### TO DO
Copy all lines below containing "wanna".

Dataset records
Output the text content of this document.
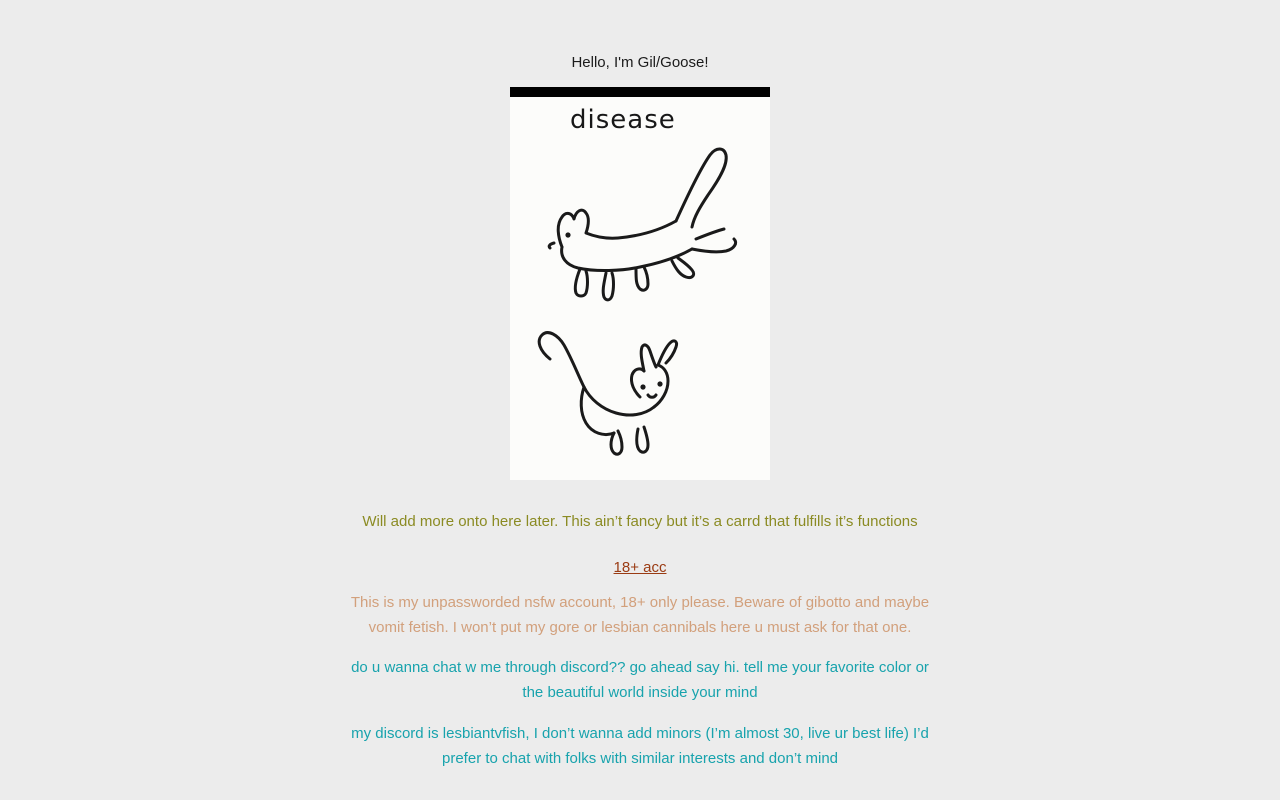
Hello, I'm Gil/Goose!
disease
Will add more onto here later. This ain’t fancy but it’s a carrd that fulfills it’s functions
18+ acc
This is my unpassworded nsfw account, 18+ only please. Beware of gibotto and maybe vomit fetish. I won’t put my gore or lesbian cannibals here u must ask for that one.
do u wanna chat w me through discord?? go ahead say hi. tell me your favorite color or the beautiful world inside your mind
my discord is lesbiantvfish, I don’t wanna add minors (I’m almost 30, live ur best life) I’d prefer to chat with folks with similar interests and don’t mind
==
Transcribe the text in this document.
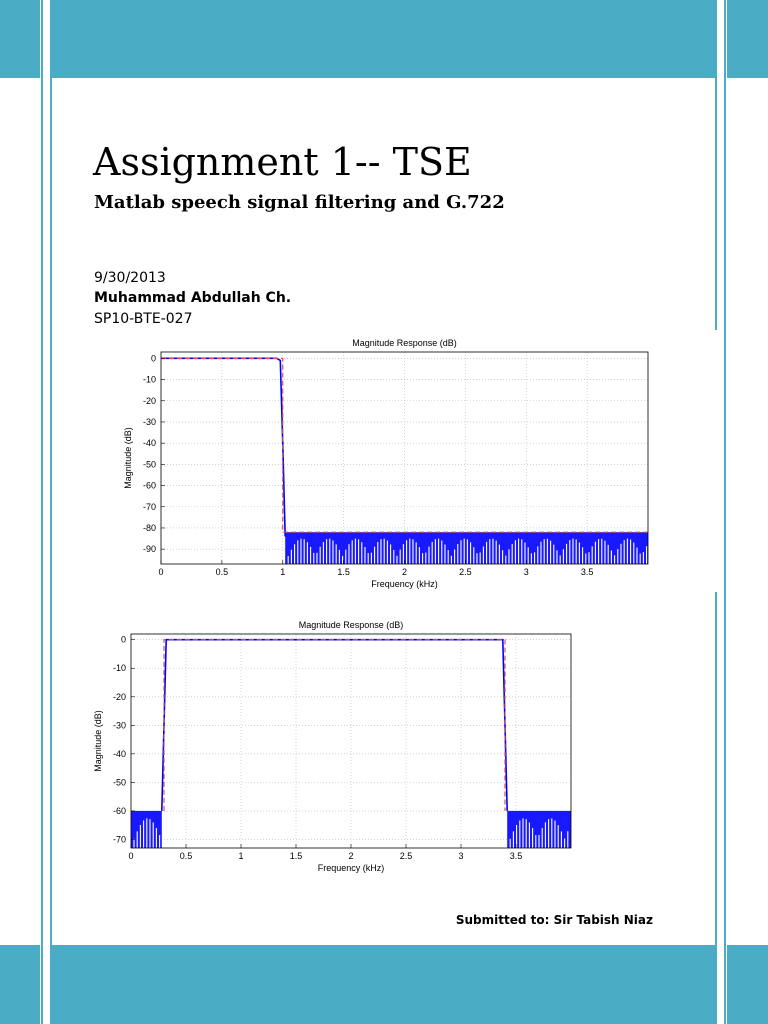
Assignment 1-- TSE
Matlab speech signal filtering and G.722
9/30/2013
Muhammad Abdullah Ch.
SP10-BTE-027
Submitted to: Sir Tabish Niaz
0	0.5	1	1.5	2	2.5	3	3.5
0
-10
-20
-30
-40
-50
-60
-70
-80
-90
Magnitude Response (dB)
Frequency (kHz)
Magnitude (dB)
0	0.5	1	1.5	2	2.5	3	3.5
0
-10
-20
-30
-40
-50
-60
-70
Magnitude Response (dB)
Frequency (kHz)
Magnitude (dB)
--
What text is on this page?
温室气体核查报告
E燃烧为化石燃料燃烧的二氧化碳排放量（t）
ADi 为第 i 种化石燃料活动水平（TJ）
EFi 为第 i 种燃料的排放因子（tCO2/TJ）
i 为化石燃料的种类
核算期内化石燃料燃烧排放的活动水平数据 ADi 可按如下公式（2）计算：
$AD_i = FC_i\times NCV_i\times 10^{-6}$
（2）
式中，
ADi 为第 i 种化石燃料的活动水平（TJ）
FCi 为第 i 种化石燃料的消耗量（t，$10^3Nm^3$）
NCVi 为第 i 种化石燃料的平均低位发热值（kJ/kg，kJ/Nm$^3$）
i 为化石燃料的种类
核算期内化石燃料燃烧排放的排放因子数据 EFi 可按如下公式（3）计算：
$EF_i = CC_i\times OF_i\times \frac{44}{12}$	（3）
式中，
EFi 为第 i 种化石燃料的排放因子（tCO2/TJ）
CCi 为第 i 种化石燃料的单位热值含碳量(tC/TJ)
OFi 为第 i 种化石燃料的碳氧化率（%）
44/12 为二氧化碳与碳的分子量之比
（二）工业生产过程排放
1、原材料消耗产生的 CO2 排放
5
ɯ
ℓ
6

### ANSWER TO THE TASK
do u wanna chat w me through discord?? go ahead say hi. tell me your favorite color or the beautiful world inside your mind
my discord is lesbiantvfish, I don’t wanna add minors (I’m almost 30, live ur best life) I’d prefer to chat with folks with similar interests and don’t mind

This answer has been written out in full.